Records from a collection

------------------------------------------------

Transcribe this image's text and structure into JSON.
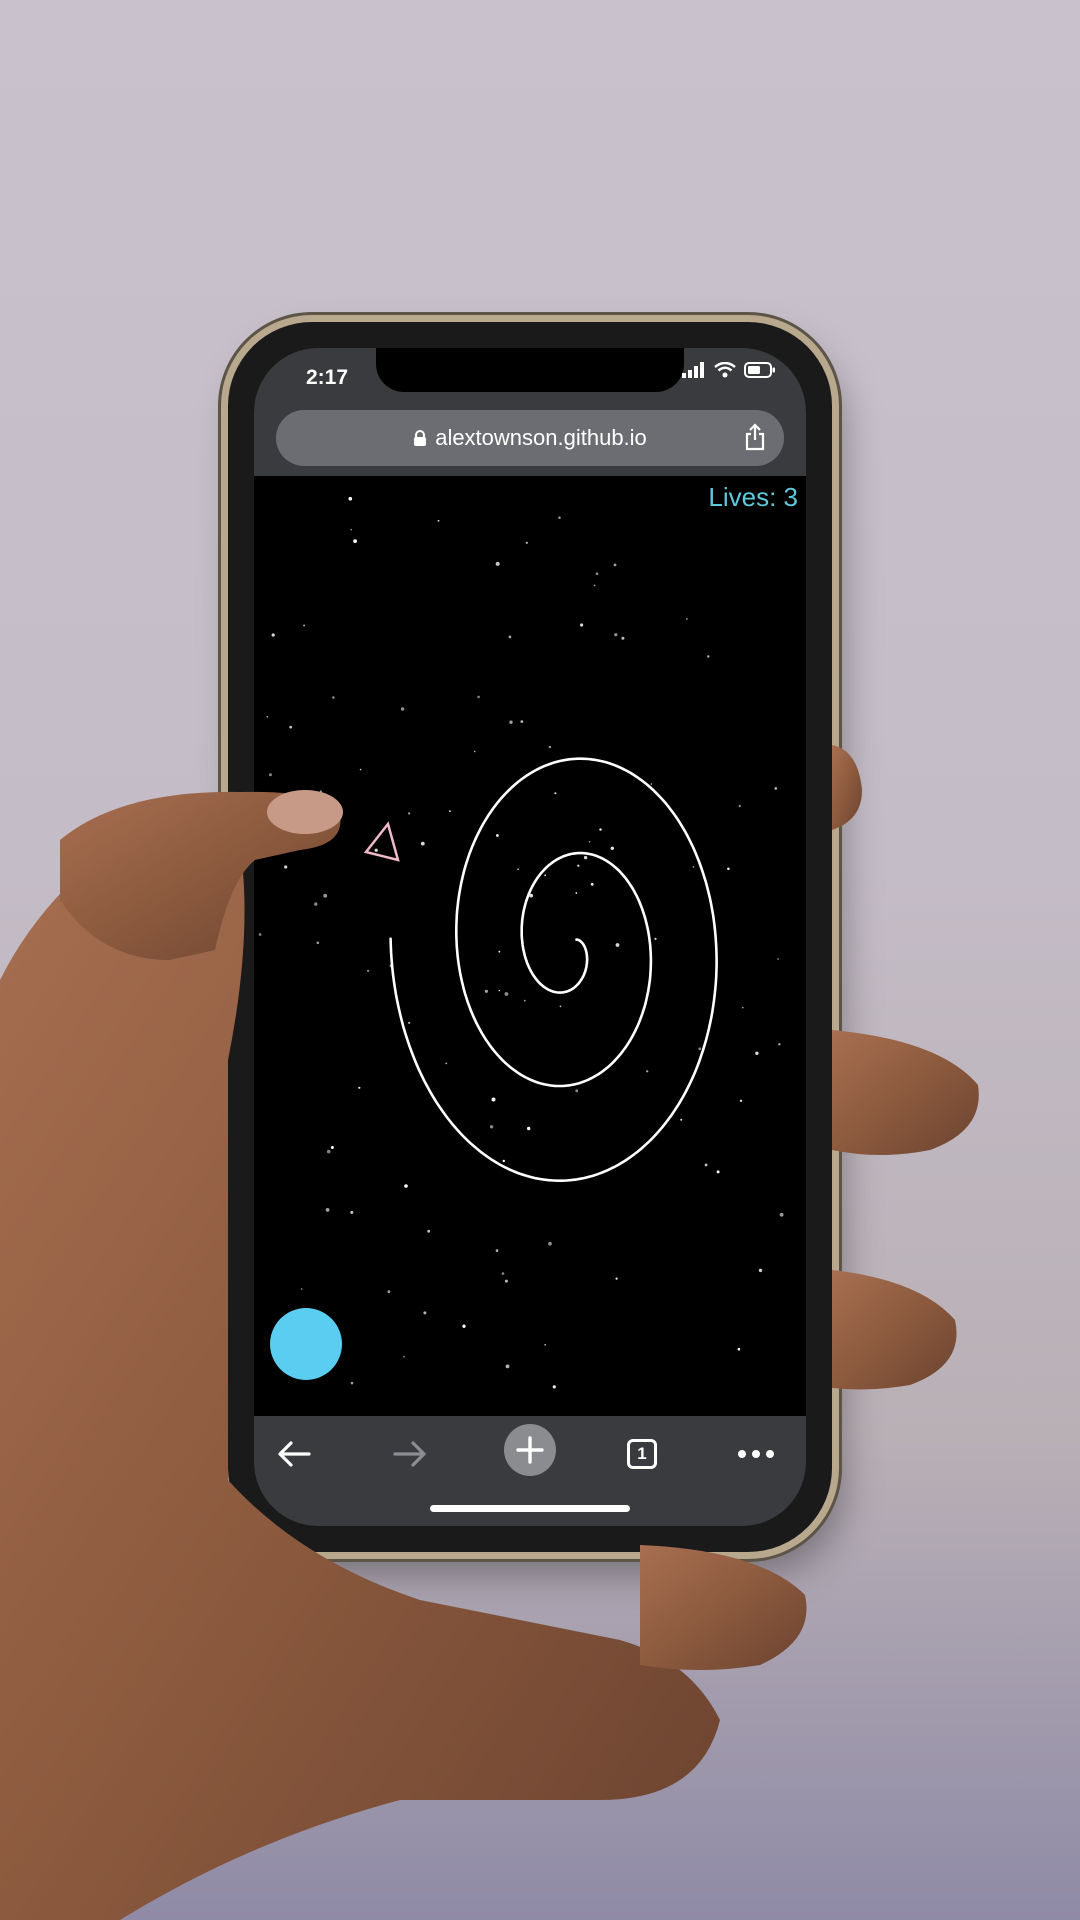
{
  "status_bar": {
    "time": "2:17"
  },
  "browser": {
    "url": "alextownson.github.io",
    "tab_count": "1",
    "icons": [
      "lock-icon",
      "share-icon",
      "back-arrow-icon",
      "forward-arrow-icon",
      "plus-icon",
      "tabs-icon",
      "more-icon"
    ]
  },
  "game": {
    "lives_label": "Lives: 3",
    "colors": {
      "lives": "#5ec9dc",
      "joystick": "#5bcdf0",
      "ship": "#f0b8c8",
      "spiral": "#ffffff",
      "background": "#000000"
    }
  }
}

------------------------------------------------

> [What needs to be done]:
Take the listing and print it again exactly, but without any pictures.

> [Solution]:
Transcribe this image's text and structure into JSON.
{
  "status_bar": {
    "time": "2:17"
  },
  "browser": {
    "url": "alextownson.github.io",
    "tab_count": "1",
    "icons": [
      "lock-icon",
      "share-icon",
      "back-arrow-icon",
      "forward-arrow-icon",
      "plus-icon",
      "tabs-icon",
      "more-icon"
    ]
  },
  "game": {
    "lives_label": "Lives: 3",
    "colors": {
      "lives": "#5ec9dc",
      "joystick": "#5bcdf0",
      "ship": "#f0b8c8",
      "spiral": "#ffffff",
      "background": "#000000"
    }
  }
}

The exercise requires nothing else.